WHAT THE TASK ASKS:
Retype the material that follows, keeping every word as it is.

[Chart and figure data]
-- START --

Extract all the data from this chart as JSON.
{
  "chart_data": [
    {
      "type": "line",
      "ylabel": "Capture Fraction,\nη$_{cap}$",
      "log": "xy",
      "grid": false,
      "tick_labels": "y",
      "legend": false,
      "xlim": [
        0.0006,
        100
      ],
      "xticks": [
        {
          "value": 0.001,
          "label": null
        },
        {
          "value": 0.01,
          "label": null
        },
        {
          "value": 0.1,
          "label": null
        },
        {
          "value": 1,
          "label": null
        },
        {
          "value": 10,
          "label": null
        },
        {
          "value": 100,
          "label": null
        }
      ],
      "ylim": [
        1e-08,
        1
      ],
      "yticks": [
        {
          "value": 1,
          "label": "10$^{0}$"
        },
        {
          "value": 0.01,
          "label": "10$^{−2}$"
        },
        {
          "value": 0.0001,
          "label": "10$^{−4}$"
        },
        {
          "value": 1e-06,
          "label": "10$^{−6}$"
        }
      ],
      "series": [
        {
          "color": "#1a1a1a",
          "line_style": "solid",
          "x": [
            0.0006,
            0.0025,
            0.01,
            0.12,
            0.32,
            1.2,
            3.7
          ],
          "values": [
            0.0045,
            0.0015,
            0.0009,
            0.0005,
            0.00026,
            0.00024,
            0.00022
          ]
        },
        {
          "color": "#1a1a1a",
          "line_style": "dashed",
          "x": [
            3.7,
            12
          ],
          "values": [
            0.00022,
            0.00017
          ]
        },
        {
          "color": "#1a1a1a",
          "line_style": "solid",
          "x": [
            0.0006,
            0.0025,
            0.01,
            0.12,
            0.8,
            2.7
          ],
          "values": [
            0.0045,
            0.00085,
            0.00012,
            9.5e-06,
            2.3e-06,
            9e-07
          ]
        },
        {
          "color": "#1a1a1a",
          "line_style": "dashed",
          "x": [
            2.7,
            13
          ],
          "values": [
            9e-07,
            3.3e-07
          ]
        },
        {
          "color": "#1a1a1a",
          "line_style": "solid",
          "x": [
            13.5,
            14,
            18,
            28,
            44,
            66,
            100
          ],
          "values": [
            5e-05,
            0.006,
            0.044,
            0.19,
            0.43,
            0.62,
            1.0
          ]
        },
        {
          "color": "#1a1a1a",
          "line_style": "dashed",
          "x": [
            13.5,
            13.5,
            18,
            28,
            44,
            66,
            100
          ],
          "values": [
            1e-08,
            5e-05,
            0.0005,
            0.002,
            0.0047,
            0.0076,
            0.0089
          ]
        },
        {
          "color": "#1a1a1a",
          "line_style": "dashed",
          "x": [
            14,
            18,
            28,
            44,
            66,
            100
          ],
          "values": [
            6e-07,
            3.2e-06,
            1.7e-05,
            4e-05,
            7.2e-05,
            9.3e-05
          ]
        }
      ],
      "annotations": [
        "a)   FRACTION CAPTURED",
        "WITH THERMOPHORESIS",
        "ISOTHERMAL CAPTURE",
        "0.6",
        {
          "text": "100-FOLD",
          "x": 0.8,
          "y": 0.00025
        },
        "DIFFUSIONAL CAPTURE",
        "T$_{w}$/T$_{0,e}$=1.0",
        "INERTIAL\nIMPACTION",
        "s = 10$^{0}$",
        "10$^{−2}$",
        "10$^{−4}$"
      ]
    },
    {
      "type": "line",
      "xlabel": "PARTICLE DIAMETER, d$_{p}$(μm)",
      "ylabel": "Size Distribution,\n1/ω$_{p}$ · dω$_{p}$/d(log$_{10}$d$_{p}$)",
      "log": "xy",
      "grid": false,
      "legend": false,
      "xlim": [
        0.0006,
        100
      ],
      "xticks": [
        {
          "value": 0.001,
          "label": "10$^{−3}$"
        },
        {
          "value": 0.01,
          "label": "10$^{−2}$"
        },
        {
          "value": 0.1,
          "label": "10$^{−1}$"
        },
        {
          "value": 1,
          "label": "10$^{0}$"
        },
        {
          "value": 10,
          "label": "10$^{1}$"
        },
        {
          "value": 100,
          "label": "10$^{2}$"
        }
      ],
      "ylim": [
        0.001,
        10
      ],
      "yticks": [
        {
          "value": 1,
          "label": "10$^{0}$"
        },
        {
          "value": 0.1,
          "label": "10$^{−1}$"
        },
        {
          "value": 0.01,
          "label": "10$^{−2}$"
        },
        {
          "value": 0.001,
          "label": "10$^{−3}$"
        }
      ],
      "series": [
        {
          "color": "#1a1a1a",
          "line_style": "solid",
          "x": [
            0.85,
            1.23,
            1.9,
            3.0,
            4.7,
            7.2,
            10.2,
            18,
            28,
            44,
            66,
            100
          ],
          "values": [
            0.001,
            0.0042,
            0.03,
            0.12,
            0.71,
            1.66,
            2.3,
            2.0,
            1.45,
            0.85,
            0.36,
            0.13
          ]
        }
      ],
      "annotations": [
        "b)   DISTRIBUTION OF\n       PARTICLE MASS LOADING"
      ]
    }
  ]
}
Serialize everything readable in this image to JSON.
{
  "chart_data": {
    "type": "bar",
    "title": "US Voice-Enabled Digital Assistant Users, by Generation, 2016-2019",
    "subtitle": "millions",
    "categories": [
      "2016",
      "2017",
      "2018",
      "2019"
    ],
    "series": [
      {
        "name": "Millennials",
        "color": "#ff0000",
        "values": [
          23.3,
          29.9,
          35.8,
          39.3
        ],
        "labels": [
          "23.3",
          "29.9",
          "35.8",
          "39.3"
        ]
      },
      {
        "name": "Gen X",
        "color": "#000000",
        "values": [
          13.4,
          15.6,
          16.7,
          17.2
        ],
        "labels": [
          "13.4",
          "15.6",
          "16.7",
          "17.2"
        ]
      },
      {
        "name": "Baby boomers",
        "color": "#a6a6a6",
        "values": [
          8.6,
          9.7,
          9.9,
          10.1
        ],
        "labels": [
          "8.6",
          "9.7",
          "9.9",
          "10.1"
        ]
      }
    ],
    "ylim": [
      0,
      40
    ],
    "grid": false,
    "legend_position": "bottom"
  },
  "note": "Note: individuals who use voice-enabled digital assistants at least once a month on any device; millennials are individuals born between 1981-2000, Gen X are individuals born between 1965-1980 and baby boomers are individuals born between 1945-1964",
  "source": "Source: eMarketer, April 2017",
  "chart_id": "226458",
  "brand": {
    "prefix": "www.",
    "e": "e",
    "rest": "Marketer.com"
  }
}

-- END --

SOLUTION TO THE EXERCISE:
Extract all the data from this chart as JSON.
{
  "chart_data": [
    {
      "type": "line",
      "ylabel": "Capture Fraction,\nη$_{cap}$",
      "log": "xy",
      "grid": false,
      "tick_labels": "y",
      "legend": false,
      "xlim": [
        0.0006,
        100
      ],
      "xticks": [
        {
          "value": 0.001,
          "label": null
        },
        {
          "value": 0.01,
          "label": null
        },
        {
          "value": 0.1,
          "label": null
        },
        {
          "value": 1,
          "label": null
        },
        {
          "value": 10,
          "label": null
        },
        {
          "value": 100,
          "label": null
        }
      ],
      "ylim": [
        1e-08,
        1
      ],
      "yticks": [
        {
          "value": 1,
          "label": "10$^{0}$"
        },
        {
          "value": 0.01,
          "label": "10$^{−2}$"
        },
        {
          "value": 0.0001,
          "label": "10$^{−4}$"
        },
        {
          "value": 1e-06,
          "label": "10$^{−6}$"
        }
      ],
      "series": [
        {
          "color": "#1a1a1a",
          "line_style": "solid",
          "x": [
            0.0006,
            0.0025,
            0.01,
            0.12,
            0.32,
            1.2,
            3.7
          ],
          "values": [
            0.0045,
            0.0015,
            0.0009,
            0.0005,
            0.00026,
            0.00024,
            0.00022
          ]
        },
        {
          "color": "#1a1a1a",
          "line_style": "dashed",
          "x": [
            3.7,
            12
          ],
          "values": [
            0.00022,
            0.00017
          ]
        },
        {
          "color": "#1a1a1a",
          "line_style": "solid",
          "x": [
            0.0006,
            0.0025,
            0.01,
            0.12,
            0.8,
            2.7
          ],
          "values": [
            0.0045,
            0.00085,
            0.00012,
            9.5e-06,
            2.3e-06,
            9e-07
          ]
        },
        {
          "color": "#1a1a1a",
          "line_style": "dashed",
          "x": [
            2.7,
            13
          ],
          "values": [
            9e-07,
            3.3e-07
          ]
        },
        {
          "color": "#1a1a1a",
          "line_style": "solid",
          "x": [
            13.5,
            14,
            18,
            28,
            44,
            66,
            100
          ],
          "values": [
            5e-05,
            0.006,
            0.044,
            0.19,
            0.43,
            0.62,
            1.0
          ]
        },
        {
          "color": "#1a1a1a",
          "line_style": "dashed",
          "x": [
            13.5,
            13.5,
            18,
            28,
            44,
            66,
            100
          ],
          "values": [
            1e-08,
            5e-05,
            0.0005,
            0.002,
            0.0047,
            0.0076,
            0.0089
          ]
        },
        {
          "color": "#1a1a1a",
          "line_style": "dashed",
          "x": [
            14,
            18,
            28,
            44,
            66,
            100
          ],
          "values": [
            6e-07,
            3.2e-06,
            1.7e-05,
            4e-05,
            7.2e-05,
            9.3e-05
          ]
        }
      ],
      "annotations": [
        "a)   FRACTION CAPTURED",
        "WITH THERMOPHORESIS",
        "ISOTHERMAL CAPTURE",
        "0.6",
        {
          "text": "100-FOLD",
          "x": 0.8,
          "y": 0.00025
        },
        "DIFFUSIONAL CAPTURE",
        "T$_{w}$/T$_{0,e}$=1.0",
        "INERTIAL\nIMPACTION",
        "s = 10$^{0}$",
        "10$^{−2}$",
        "10$^{−4}$"
      ]
    },
    {
      "type": "line",
      "xlabel": "PARTICLE DIAMETER, d$_{p}$(μm)",
      "ylabel": "Size Distribution,\n1/ω$_{p}$ · dω$_{p}$/d(log$_{10}$d$_{p}$)",
      "log": "xy",
      "grid": false,
      "legend": false,
      "xlim": [
        0.0006,
        100
      ],
      "xticks": [
        {
          "value": 0.001,
          "label": "10$^{−3}$"
        },
        {
          "value": 0.01,
          "label": "10$^{−2}$"
        },
        {
          "value": 0.1,
          "label": "10$^{−1}$"
        },
        {
          "value": 1,
          "label": "10$^{0}$"
        },
        {
          "value": 10,
          "label": "10$^{1}$"
        },
        {
          "value": 100,
          "label": "10$^{2}$"
        }
      ],
      "ylim": [
        0.001,
        10
      ],
      "yticks": [
        {
          "value": 1,
          "label": "10$^{0}$"
        },
        {
          "value": 0.1,
          "label": "10$^{−1}$"
        },
        {
          "value": 0.01,
          "label": "10$^{−2}$"
        },
        {
          "value": 0.001,
          "label": "10$^{−3}$"
        }
      ],
      "series": [
        {
          "color": "#1a1a1a",
          "line_style": "solid",
          "x": [
            0.85,
            1.23,
            1.9,
            3.0,
            4.7,
            7.2,
            10.2,
            18,
            28,
            44,
            66,
            100
          ],
          "values": [
            0.001,
            0.0042,
            0.03,
            0.12,
            0.71,
            1.66,
            2.3,
            2.0,
            1.45,
            0.85,
            0.36,
            0.13
          ]
        }
      ],
      "annotations": [
        "b)   DISTRIBUTION OF\n       PARTICLE MASS LOADING"
      ]
    }
  ]
}
Serialize everything readable in this image to JSON.
{
  "chart_data": {
    "type": "bar",
    "title": "US Voice-Enabled Digital Assistant Users, by Generation, 2016-2019",
    "subtitle": "millions",
    "categories": [
      "2016",
      "2017",
      "2018",
      "2019"
    ],
    "series": [
      {
        "name": "Millennials",
        "color": "#ff0000",
        "values": [
          23.3,
          29.9,
          35.8,
          39.3
        ],
        "labels": [
          "23.3",
          "29.9",
          "35.8",
          "39.3"
        ]
      },
      {
        "name": "Gen X",
        "color": "#000000",
        "values": [
          13.4,
          15.6,
          16.7,
          17.2
        ],
        "labels": [
          "13.4",
          "15.6",
          "16.7",
          "17.2"
        ]
      },
      {
        "name": "Baby boomers",
        "color": "#a6a6a6",
        "values": [
          8.6,
          9.7,
          9.9,
          10.1
        ],
        "labels": [
          "8.6",
          "9.7",
          "9.9",
          "10.1"
        ]
      }
    ],
    "ylim": [
      0,
      40
    ],
    "grid": false,
    "legend_position": "bottom"
  },
  "note": "Note: individuals who use voice-enabled digital assistants at least once a month on any device; millennials are individuals born between 1981-2000, Gen X are individuals born between 1965-1980 and baby boomers are individuals born between 1945-1964",
  "source": "Source: eMarketer, April 2017",
  "chart_id": "226458",
  "brand": {
    "prefix": "www.",
    "e": "e",
    "rest": "Marketer.com"
  }
}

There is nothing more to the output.